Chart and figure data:
──────

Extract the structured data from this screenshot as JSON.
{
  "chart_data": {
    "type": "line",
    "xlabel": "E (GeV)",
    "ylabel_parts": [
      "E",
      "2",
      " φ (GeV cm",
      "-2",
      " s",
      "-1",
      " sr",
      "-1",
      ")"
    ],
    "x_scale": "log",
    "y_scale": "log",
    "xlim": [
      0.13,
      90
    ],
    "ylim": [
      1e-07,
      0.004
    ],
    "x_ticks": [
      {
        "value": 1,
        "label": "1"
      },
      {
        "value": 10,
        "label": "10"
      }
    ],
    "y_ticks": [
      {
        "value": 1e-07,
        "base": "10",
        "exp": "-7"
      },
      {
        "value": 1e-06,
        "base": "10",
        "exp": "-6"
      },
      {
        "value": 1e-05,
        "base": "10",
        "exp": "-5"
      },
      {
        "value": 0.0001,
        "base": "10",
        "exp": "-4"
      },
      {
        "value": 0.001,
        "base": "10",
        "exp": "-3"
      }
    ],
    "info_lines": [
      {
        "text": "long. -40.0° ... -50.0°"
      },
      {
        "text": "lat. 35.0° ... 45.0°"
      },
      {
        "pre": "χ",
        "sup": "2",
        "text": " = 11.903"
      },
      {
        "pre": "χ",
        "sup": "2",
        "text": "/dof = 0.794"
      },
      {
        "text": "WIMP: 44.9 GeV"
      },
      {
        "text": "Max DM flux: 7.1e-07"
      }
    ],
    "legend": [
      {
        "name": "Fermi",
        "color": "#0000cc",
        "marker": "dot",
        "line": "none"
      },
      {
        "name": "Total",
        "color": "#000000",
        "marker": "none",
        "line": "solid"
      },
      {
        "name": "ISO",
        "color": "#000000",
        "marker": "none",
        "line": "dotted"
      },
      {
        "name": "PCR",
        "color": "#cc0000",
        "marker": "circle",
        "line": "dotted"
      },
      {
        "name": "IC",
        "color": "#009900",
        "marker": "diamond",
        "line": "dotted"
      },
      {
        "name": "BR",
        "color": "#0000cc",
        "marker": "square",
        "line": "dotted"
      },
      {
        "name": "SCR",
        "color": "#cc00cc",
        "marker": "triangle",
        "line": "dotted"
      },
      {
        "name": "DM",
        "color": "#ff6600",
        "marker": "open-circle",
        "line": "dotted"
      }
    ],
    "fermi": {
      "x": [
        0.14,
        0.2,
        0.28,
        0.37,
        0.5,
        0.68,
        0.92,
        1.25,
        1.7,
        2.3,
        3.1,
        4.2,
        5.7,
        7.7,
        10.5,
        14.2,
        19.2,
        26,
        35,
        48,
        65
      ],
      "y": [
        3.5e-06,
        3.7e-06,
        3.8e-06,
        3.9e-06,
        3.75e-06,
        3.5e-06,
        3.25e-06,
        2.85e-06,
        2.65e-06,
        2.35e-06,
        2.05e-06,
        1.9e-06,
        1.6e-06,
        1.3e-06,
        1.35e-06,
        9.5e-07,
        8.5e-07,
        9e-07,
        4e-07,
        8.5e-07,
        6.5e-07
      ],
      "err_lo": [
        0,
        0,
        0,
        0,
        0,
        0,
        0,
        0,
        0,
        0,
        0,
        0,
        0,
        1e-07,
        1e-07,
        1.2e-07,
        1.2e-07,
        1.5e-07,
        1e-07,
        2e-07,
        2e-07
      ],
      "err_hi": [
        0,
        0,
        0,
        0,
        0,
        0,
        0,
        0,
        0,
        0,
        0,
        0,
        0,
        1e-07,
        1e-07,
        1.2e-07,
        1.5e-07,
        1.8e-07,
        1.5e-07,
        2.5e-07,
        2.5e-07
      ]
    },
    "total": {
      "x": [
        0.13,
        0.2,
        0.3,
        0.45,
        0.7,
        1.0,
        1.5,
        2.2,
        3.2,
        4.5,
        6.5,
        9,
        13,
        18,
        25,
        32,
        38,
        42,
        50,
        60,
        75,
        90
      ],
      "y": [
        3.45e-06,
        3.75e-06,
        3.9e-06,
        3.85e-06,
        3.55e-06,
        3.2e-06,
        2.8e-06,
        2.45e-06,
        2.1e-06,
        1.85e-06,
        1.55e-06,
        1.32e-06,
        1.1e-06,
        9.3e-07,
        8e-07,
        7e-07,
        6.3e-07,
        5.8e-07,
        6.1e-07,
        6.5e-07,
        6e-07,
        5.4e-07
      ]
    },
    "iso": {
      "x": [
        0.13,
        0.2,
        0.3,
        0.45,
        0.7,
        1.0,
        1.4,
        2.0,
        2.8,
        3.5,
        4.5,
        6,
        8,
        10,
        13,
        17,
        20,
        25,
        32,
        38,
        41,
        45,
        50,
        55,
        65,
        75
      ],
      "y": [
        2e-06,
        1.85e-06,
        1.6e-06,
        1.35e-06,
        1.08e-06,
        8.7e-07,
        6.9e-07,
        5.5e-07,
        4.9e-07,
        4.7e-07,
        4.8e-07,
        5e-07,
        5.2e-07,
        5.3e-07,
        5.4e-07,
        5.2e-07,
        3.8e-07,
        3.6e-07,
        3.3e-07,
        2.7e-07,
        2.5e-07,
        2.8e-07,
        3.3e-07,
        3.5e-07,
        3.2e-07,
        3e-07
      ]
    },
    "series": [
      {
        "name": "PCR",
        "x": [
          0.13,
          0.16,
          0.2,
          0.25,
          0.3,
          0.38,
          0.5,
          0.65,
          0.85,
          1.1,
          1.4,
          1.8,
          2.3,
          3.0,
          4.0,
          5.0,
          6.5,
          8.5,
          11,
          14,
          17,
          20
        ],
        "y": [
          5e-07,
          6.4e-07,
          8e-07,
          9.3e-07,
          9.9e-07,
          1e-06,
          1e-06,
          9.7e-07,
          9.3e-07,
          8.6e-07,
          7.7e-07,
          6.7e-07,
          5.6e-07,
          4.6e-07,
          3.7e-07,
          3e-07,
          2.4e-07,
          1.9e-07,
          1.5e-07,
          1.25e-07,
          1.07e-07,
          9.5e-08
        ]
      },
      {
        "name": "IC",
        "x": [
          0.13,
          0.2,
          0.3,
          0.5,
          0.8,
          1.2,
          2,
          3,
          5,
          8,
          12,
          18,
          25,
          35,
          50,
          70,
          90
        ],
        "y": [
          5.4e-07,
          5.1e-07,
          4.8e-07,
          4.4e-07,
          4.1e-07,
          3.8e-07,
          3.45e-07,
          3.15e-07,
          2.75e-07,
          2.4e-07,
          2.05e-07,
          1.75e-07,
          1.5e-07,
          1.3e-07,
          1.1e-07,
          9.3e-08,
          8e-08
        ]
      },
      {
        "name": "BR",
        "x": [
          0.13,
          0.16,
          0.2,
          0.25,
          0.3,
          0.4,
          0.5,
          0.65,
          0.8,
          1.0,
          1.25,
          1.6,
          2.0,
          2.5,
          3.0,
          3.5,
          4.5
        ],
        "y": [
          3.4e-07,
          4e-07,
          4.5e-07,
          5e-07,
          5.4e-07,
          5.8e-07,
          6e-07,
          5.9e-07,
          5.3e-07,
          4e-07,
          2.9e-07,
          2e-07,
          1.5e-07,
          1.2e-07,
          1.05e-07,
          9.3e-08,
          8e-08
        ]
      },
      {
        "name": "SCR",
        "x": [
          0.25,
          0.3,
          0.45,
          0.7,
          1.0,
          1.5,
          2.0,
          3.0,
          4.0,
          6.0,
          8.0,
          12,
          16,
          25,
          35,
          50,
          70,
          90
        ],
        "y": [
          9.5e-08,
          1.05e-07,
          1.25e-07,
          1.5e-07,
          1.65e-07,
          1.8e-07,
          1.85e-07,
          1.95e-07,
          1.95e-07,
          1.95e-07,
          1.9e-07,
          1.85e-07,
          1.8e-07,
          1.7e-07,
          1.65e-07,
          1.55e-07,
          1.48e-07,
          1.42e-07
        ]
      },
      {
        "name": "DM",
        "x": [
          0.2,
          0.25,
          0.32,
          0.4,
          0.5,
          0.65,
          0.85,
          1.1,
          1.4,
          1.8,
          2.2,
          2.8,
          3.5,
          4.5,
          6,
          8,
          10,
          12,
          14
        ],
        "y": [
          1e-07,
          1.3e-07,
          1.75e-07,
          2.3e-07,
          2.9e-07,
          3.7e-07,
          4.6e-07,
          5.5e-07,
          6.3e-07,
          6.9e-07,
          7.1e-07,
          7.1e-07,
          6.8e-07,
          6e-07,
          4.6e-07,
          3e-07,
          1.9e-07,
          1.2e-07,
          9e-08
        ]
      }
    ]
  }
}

──────

Nothing but a number is needed here: how many lines hold the string "text"?

6